--- START OF Material shown ---
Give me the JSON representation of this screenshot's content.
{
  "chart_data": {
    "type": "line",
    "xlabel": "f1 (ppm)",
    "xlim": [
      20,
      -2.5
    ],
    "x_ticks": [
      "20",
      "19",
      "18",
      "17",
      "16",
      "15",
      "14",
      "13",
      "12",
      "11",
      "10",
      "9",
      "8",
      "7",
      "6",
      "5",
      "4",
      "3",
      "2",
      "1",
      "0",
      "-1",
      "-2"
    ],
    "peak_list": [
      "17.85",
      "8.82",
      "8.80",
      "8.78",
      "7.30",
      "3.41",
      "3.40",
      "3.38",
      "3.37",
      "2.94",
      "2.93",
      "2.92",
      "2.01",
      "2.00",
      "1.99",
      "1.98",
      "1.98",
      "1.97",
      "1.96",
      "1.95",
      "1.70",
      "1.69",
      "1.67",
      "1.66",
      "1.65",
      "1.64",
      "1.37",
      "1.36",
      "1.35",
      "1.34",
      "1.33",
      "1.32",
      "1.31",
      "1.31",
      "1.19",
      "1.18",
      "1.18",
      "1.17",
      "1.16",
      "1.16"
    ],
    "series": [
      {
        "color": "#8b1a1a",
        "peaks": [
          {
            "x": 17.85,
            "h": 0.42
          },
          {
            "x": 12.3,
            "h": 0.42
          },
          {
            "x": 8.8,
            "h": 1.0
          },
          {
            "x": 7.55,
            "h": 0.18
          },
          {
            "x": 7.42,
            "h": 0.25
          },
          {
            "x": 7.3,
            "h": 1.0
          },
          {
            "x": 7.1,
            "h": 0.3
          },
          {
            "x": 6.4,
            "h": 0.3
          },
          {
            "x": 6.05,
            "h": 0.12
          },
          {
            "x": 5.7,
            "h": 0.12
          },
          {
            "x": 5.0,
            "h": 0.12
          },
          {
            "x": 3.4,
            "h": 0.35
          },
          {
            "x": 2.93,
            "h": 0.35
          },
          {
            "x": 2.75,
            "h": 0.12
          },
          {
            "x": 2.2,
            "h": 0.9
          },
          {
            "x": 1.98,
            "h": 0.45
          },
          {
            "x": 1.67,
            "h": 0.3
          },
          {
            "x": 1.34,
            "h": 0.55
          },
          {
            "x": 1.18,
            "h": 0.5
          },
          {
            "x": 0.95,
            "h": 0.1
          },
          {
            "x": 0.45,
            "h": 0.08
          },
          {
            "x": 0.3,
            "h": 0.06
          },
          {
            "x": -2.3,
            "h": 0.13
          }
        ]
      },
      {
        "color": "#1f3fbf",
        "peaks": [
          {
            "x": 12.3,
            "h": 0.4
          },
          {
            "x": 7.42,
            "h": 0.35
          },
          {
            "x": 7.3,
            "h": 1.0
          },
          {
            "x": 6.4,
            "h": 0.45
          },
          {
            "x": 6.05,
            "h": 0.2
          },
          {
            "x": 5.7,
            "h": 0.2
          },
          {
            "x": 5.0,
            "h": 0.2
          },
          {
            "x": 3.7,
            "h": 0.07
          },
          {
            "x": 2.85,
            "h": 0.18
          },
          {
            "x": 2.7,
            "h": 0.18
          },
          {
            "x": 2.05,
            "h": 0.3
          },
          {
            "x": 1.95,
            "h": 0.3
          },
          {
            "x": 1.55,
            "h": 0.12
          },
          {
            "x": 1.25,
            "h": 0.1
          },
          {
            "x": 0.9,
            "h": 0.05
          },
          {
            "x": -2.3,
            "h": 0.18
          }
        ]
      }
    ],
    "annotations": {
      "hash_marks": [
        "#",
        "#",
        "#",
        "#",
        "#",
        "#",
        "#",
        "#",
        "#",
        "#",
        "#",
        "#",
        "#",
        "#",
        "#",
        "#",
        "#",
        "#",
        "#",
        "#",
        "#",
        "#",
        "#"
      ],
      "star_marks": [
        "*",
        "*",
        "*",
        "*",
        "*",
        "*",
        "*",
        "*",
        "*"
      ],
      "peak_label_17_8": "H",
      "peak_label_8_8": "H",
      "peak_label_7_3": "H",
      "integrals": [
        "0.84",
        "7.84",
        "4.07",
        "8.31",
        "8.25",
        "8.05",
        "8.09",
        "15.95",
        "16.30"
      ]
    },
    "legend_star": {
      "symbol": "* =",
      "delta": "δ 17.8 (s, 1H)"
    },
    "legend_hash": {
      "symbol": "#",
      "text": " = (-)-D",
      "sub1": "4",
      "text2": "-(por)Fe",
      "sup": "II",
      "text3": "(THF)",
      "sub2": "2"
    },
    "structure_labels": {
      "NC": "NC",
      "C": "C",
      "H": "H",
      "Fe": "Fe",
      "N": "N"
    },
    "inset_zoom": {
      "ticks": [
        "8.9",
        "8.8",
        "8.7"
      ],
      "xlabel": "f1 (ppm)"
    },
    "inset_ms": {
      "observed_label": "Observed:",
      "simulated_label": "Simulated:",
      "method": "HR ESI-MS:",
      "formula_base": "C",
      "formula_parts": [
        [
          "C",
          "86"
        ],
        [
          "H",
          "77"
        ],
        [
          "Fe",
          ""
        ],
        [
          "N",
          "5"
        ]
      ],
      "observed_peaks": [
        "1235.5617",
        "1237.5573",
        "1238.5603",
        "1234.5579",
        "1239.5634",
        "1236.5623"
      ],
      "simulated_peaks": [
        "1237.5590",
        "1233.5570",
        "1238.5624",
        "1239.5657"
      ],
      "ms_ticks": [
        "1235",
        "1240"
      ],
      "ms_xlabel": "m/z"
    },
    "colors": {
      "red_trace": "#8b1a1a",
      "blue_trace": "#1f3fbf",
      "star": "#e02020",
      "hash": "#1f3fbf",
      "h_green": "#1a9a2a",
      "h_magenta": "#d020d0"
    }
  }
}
--- END OF Material shown ---
Goal of the exercise - Write out the records shown above, exactly as they appear.

Exercise response -
Give me the JSON representation of this screenshot's content.
{
  "chart_data": {
    "type": "line",
    "xlabel": "f1 (ppm)",
    "xlim": [
      20,
      -2.5
    ],
    "x_ticks": [
      "20",
      "19",
      "18",
      "17",
      "16",
      "15",
      "14",
      "13",
      "12",
      "11",
      "10",
      "9",
      "8",
      "7",
      "6",
      "5",
      "4",
      "3",
      "2",
      "1",
      "0",
      "-1",
      "-2"
    ],
    "peak_list": [
      "17.85",
      "8.82",
      "8.80",
      "8.78",
      "7.30",
      "3.41",
      "3.40",
      "3.38",
      "3.37",
      "2.94",
      "2.93",
      "2.92",
      "2.01",
      "2.00",
      "1.99",
      "1.98",
      "1.98",
      "1.97",
      "1.96",
      "1.95",
      "1.70",
      "1.69",
      "1.67",
      "1.66",
      "1.65",
      "1.64",
      "1.37",
      "1.36",
      "1.35",
      "1.34",
      "1.33",
      "1.32",
      "1.31",
      "1.31",
      "1.19",
      "1.18",
      "1.18",
      "1.17",
      "1.16",
      "1.16"
    ],
    "series": [
      {
        "color": "#8b1a1a",
        "peaks": [
          {
            "x": 17.85,
            "h": 0.42
          },
          {
            "x": 12.3,
            "h": 0.42
          },
          {
            "x": 8.8,
            "h": 1.0
          },
          {
            "x": 7.55,
            "h": 0.18
          },
          {
            "x": 7.42,
            "h": 0.25
          },
          {
            "x": 7.3,
            "h": 1.0
          },
          {
            "x": 7.1,
            "h": 0.3
          },
          {
            "x": 6.4,
            "h": 0.3
          },
          {
            "x": 6.05,
            "h": 0.12
          },
          {
            "x": 5.7,
            "h": 0.12
          },
          {
            "x": 5.0,
            "h": 0.12
          },
          {
            "x": 3.4,
            "h": 0.35
          },
          {
            "x": 2.93,
            "h": 0.35
          },
          {
            "x": 2.75,
            "h": 0.12
          },
          {
            "x": 2.2,
            "h": 0.9
          },
          {
            "x": 1.98,
            "h": 0.45
          },
          {
            "x": 1.67,
            "h": 0.3
          },
          {
            "x": 1.34,
            "h": 0.55
          },
          {
            "x": 1.18,
            "h": 0.5
          },
          {
            "x": 0.95,
            "h": 0.1
          },
          {
            "x": 0.45,
            "h": 0.08
          },
          {
            "x": 0.3,
            "h": 0.06
          },
          {
            "x": -2.3,
            "h": 0.13
          }
        ]
      },
      {
        "color": "#1f3fbf",
        "peaks": [
          {
            "x": 12.3,
            "h": 0.4
          },
          {
            "x": 7.42,
            "h": 0.35
          },
          {
            "x": 7.3,
            "h": 1.0
          },
          {
            "x": 6.4,
            "h": 0.45
          },
          {
            "x": 6.05,
            "h": 0.2
          },
          {
            "x": 5.7,
            "h": 0.2
          },
          {
            "x": 5.0,
            "h": 0.2
          },
          {
            "x": 3.7,
            "h": 0.07
          },
          {
            "x": 2.85,
            "h": 0.18
          },
          {
            "x": 2.7,
            "h": 0.18
          },
          {
            "x": 2.05,
            "h": 0.3
          },
          {
            "x": 1.95,
            "h": 0.3
          },
          {
            "x": 1.55,
            "h": 0.12
          },
          {
            "x": 1.25,
            "h": 0.1
          },
          {
            "x": 0.9,
            "h": 0.05
          },
          {
            "x": -2.3,
            "h": 0.18
          }
        ]
      }
    ],
    "annotations": {
      "hash_marks": [
        "#",
        "#",
        "#",
        "#",
        "#",
        "#",
        "#",
        "#",
        "#",
        "#",
        "#",
        "#",
        "#",
        "#",
        "#",
        "#",
        "#",
        "#",
        "#",
        "#",
        "#",
        "#",
        "#"
      ],
      "star_marks": [
        "*",
        "*",
        "*",
        "*",
        "*",
        "*",
        "*",
        "*",
        "*"
      ],
      "peak_label_17_8": "H",
      "peak_label_8_8": "H",
      "peak_label_7_3": "H",
      "integrals": [
        "0.84",
        "7.84",
        "4.07",
        "8.31",
        "8.25",
        "8.05",
        "8.09",
        "15.95",
        "16.30"
      ]
    },
    "legend_star": {
      "symbol": "* =",
      "delta": "δ 17.8 (s, 1H)"
    },
    "legend_hash": {
      "symbol": "#",
      "text": " = (-)-D",
      "sub1": "4",
      "text2": "-(por)Fe",
      "sup": "II",
      "text3": "(THF)",
      "sub2": "2"
    },
    "structure_labels": {
      "NC": "NC",
      "C": "C",
      "H": "H",
      "Fe": "Fe",
      "N": "N"
    },
    "inset_zoom": {
      "ticks": [
        "8.9",
        "8.8",
        "8.7"
      ],
      "xlabel": "f1 (ppm)"
    },
    "inset_ms": {
      "observed_label": "Observed:",
      "simulated_label": "Simulated:",
      "method": "HR ESI-MS:",
      "formula_base": "C",
      "formula_parts": [
        [
          "C",
          "86"
        ],
        [
          "H",
          "77"
        ],
        [
          "Fe",
          ""
        ],
        [
          "N",
          "5"
        ]
      ],
      "observed_peaks": [
        "1235.5617",
        "1237.5573",
        "1238.5603",
        "1234.5579",
        "1239.5634",
        "1236.5623"
      ],
      "simulated_peaks": [
        "1237.5590",
        "1233.5570",
        "1238.5624",
        "1239.5657"
      ],
      "ms_ticks": [
        "1235",
        "1240"
      ],
      "ms_xlabel": "m/z"
    },
    "colors": {
      "red_trace": "#8b1a1a",
      "blue_trace": "#1f3fbf",
      "star": "#e02020",
      "hash": "#1f3fbf",
      "h_green": "#1a9a2a",
      "h_magenta": "#d020d0"
    }
  }
}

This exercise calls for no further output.